The problem: Copy out the entries below precisely; nothing is to be omitted.

## START Given data

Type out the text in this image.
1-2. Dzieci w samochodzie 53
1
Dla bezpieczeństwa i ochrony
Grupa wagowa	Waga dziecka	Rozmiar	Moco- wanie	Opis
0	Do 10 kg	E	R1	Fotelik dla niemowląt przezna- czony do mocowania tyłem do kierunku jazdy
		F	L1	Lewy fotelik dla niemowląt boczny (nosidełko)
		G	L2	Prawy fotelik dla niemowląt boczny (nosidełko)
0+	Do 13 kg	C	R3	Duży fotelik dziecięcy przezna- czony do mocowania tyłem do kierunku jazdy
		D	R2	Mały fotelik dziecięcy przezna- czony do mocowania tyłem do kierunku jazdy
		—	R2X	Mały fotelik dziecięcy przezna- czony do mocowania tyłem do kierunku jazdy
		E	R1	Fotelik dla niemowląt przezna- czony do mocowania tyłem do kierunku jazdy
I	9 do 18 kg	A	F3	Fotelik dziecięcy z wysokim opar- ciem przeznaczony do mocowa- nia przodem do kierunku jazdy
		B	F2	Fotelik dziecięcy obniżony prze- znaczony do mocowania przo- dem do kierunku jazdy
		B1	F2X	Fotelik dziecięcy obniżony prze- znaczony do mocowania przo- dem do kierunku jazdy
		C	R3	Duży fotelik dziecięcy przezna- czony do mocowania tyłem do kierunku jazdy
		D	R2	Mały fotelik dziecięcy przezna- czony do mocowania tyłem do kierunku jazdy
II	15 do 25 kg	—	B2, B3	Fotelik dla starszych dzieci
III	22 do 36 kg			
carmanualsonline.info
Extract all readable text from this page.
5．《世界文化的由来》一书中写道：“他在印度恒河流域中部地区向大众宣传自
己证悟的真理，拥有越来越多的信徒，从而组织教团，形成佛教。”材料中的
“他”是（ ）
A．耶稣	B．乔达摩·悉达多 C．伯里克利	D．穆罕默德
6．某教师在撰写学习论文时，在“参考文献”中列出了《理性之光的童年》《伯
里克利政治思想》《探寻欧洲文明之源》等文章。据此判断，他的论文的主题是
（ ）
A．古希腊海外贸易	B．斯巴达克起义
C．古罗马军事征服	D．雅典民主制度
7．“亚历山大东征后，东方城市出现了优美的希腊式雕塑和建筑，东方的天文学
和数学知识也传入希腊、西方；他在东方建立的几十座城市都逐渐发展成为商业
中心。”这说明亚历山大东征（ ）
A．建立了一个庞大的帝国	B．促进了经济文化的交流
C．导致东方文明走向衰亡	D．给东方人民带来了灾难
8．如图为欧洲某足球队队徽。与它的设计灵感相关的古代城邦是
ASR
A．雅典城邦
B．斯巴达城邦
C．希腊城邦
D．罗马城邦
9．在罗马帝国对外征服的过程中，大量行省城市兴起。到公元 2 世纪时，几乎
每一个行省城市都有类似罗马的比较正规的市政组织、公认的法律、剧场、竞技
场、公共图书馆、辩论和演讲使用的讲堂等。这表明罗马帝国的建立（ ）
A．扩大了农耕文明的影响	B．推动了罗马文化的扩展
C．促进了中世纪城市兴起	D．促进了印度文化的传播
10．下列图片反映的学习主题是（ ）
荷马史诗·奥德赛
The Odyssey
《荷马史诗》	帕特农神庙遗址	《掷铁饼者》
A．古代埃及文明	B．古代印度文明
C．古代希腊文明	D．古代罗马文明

## END Given data

Solution to this exercise:
Type out the text in this image.
1-2. Dzieci w samochodzie 53
1
Dla bezpieczeństwa i ochrony
Grupa wagowa	Waga dziecka	Rozmiar	Moco- wanie	Opis
0	Do 10 kg	E	R1	Fotelik dla niemowląt przezna- czony do mocowania tyłem do kierunku jazdy
		F	L1	Lewy fotelik dla niemowląt boczny (nosidełko)
		G	L2	Prawy fotelik dla niemowląt boczny (nosidełko)
0+	Do 13 kg	C	R3	Duży fotelik dziecięcy przezna- czony do mocowania tyłem do kierunku jazdy
		D	R2	Mały fotelik dziecięcy przezna- czony do mocowania tyłem do kierunku jazdy
		—	R2X	Mały fotelik dziecięcy przezna- czony do mocowania tyłem do kierunku jazdy
		E	R1	Fotelik dla niemowląt przezna- czony do mocowania tyłem do kierunku jazdy
I	9 do 18 kg	A	F3	Fotelik dziecięcy z wysokim opar- ciem przeznaczony do mocowa- nia przodem do kierunku jazdy
		B	F2	Fotelik dziecięcy obniżony prze- znaczony do mocowania przo- dem do kierunku jazdy
		B1	F2X	Fotelik dziecięcy obniżony prze- znaczony do mocowania przo- dem do kierunku jazdy
		C	R3	Duży fotelik dziecięcy przezna- czony do mocowania tyłem do kierunku jazdy
		D	R2	Mały fotelik dziecięcy przezna- czony do mocowania tyłem do kierunku jazdy
II	15 do 25 kg	—	B2, B3	Fotelik dla starszych dzieci
III	22 do 36 kg			
carmanualsonline.info
Extract all readable text from this page.
5．《世界文化的由来》一书中写道：“他在印度恒河流域中部地区向大众宣传自
己证悟的真理，拥有越来越多的信徒，从而组织教团，形成佛教。”材料中的
“他”是（ ）
A．耶稣	B．乔达摩·悉达多 C．伯里克利	D．穆罕默德
6．某教师在撰写学习论文时，在“参考文献”中列出了《理性之光的童年》《伯
里克利政治思想》《探寻欧洲文明之源》等文章。据此判断，他的论文的主题是
（ ）
A．古希腊海外贸易	B．斯巴达克起义
C．古罗马军事征服	D．雅典民主制度
7．“亚历山大东征后，东方城市出现了优美的希腊式雕塑和建筑，东方的天文学
和数学知识也传入希腊、西方；他在东方建立的几十座城市都逐渐发展成为商业
中心。”这说明亚历山大东征（ ）
A．建立了一个庞大的帝国	B．促进了经济文化的交流
C．导致东方文明走向衰亡	D．给东方人民带来了灾难
8．如图为欧洲某足球队队徽。与它的设计灵感相关的古代城邦是
ASR
A．雅典城邦
B．斯巴达城邦
C．希腊城邦
D．罗马城邦
9．在罗马帝国对外征服的过程中，大量行省城市兴起。到公元 2 世纪时，几乎
每一个行省城市都有类似罗马的比较正规的市政组织、公认的法律、剧场、竞技
场、公共图书馆、辩论和演讲使用的讲堂等。这表明罗马帝国的建立（ ）
A．扩大了农耕文明的影响	B．推动了罗马文化的扩展
C．促进了中世纪城市兴起	D．促进了印度文化的传播
10．下列图片反映的学习主题是（ ）
荷马史诗·奥德赛
The Odyssey
《荷马史诗》	帕特农神庙遗址	《掷铁饼者》
A．古代埃及文明	B．古代印度文明
C．古代希腊文明	D．古代罗马文明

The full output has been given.